-------- SUPPLIED DATA
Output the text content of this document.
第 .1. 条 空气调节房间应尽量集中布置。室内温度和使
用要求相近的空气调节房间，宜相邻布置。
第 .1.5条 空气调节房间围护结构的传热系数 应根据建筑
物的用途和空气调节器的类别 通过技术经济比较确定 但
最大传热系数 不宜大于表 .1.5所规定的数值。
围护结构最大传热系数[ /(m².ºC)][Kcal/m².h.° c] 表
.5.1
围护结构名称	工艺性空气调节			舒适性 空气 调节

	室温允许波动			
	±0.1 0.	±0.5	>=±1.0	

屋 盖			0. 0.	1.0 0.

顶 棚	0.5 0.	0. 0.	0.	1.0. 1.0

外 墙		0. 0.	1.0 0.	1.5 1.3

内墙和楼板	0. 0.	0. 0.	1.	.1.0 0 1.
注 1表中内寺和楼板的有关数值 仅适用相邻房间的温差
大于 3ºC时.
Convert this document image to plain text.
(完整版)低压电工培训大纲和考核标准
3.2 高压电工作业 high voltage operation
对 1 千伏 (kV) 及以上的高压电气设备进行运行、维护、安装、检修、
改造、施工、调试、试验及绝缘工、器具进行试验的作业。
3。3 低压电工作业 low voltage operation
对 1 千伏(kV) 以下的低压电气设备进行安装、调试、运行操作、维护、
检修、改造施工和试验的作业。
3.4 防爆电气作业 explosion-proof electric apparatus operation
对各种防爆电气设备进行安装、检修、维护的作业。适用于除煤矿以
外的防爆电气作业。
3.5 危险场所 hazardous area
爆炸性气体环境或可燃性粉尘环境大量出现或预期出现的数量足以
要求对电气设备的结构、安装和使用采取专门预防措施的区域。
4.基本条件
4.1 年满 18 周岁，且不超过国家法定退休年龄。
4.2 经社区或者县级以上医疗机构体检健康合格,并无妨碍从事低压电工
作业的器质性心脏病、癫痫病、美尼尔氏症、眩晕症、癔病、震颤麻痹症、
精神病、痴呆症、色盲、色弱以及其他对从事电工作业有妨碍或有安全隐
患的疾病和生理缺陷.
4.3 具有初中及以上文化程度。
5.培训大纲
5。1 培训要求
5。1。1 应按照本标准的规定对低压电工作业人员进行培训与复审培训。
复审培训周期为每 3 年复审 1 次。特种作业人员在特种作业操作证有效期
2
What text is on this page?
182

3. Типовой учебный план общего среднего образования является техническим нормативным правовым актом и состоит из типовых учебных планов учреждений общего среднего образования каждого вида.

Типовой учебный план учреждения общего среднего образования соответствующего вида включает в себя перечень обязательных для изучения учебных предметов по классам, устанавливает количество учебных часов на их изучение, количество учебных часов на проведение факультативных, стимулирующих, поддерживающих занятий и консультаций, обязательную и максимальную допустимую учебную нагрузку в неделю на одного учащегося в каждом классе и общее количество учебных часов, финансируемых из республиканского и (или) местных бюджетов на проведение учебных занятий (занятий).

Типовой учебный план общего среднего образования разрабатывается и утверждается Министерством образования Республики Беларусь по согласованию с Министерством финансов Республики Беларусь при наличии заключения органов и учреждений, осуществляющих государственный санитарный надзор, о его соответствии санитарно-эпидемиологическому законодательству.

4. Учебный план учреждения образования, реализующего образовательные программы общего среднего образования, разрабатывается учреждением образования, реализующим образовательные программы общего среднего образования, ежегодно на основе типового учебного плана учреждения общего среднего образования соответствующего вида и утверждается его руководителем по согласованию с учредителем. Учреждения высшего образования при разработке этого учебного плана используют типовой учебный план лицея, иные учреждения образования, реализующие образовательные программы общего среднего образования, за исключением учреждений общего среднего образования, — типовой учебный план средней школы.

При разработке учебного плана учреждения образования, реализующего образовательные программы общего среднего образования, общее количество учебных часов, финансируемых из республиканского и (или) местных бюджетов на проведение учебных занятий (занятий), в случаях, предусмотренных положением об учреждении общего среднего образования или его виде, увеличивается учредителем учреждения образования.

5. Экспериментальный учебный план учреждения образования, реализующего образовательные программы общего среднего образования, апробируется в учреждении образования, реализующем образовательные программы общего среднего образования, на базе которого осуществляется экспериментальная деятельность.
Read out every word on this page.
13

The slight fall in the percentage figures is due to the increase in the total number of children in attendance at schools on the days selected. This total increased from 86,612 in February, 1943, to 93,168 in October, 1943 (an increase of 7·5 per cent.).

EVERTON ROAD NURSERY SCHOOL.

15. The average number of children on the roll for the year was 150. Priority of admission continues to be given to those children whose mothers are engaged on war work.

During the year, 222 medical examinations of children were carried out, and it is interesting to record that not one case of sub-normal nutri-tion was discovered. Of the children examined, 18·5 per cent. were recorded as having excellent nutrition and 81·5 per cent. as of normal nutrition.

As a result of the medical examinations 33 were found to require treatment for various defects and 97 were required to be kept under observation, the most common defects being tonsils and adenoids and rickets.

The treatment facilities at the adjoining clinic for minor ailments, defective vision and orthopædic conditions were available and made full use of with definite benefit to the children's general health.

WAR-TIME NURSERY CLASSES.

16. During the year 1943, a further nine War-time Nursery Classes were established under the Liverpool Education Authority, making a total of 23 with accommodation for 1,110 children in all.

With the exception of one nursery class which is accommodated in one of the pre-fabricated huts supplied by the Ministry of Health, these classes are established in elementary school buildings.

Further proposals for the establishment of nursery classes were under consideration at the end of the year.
----------------
● DIRECTIONS FOR THIS TASK
Identify and copy the lines holding the word "operation".

● WRITTEN RESPONSE
3.2 高压电工作业 high voltage operation
3。3 低压电工作业 low voltage operation
3.4 防爆电气作业 explosion-proof electric apparatus operation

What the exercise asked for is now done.